Restate the records in their entirety, word for word.

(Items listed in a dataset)
■ ■ ■ ■ ■ ■ ■

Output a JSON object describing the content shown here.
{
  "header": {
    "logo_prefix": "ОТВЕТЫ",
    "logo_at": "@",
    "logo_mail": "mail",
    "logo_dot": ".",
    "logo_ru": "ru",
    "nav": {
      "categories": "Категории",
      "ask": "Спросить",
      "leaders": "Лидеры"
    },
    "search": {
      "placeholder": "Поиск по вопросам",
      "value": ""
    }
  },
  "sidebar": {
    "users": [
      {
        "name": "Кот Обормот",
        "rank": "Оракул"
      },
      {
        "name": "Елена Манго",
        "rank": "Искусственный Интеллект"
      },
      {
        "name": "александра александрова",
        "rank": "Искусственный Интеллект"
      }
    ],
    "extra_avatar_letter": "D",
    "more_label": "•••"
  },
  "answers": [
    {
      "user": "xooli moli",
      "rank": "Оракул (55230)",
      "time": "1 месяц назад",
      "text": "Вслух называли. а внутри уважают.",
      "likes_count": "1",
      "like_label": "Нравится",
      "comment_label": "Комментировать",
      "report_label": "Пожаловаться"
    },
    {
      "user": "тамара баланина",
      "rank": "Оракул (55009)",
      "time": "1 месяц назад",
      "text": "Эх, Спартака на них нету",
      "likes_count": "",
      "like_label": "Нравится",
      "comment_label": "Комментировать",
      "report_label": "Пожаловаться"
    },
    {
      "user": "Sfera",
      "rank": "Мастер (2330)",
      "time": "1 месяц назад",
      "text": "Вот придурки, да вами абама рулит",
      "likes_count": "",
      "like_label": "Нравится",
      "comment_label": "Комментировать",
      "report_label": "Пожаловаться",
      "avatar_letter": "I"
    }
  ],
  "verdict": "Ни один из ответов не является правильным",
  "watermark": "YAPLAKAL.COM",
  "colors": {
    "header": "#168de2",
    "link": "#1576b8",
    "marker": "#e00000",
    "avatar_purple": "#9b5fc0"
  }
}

■ ■ ■ ■ ■ ■ ■

Answer to this problem:
Output a JSON object describing the content shown here.
{
  "header": {
    "logo_prefix": "ОТВЕТЫ",
    "logo_at": "@",
    "logo_mail": "mail",
    "logo_dot": ".",
    "logo_ru": "ru",
    "nav": {
      "categories": "Категории",
      "ask": "Спросить",
      "leaders": "Лидеры"
    },
    "search": {
      "placeholder": "Поиск по вопросам",
      "value": ""
    }
  },
  "sidebar": {
    "users": [
      {
        "name": "Кот Обормот",
        "rank": "Оракул"
      },
      {
        "name": "Елена Манго",
        "rank": "Искусственный Интеллект"
      },
      {
        "name": "александра александрова",
        "rank": "Искусственный Интеллект"
      }
    ],
    "extra_avatar_letter": "D",
    "more_label": "•••"
  },
  "answers": [
    {
      "user": "xooli moli",
      "rank": "Оракул (55230)",
      "time": "1 месяц назад",
      "text": "Вслух называли. а внутри уважают.",
      "likes_count": "1",
      "like_label": "Нравится",
      "comment_label": "Комментировать",
      "report_label": "Пожаловаться"
    },
    {
      "user": "тамара баланина",
      "rank": "Оракул (55009)",
      "time": "1 месяц назад",
      "text": "Эх, Спартака на них нету",
      "likes_count": "",
      "like_label": "Нравится",
      "comment_label": "Комментировать",
      "report_label": "Пожаловаться"
    },
    {
      "user": "Sfera",
      "rank": "Мастер (2330)",
      "time": "1 месяц назад",
      "text": "Вот придурки, да вами абама рулит",
      "likes_count": "",
      "like_label": "Нравится",
      "comment_label": "Комментировать",
      "report_label": "Пожаловаться",
      "avatar_letter": "I"
    }
  ],
  "verdict": "Ни один из ответов не является правильным",
  "watermark": "YAPLAKAL.COM",
  "colors": {
    "header": "#168de2",
    "link": "#1576b8",
    "marker": "#e00000",
    "avatar_purple": "#9b5fc0"
  }
}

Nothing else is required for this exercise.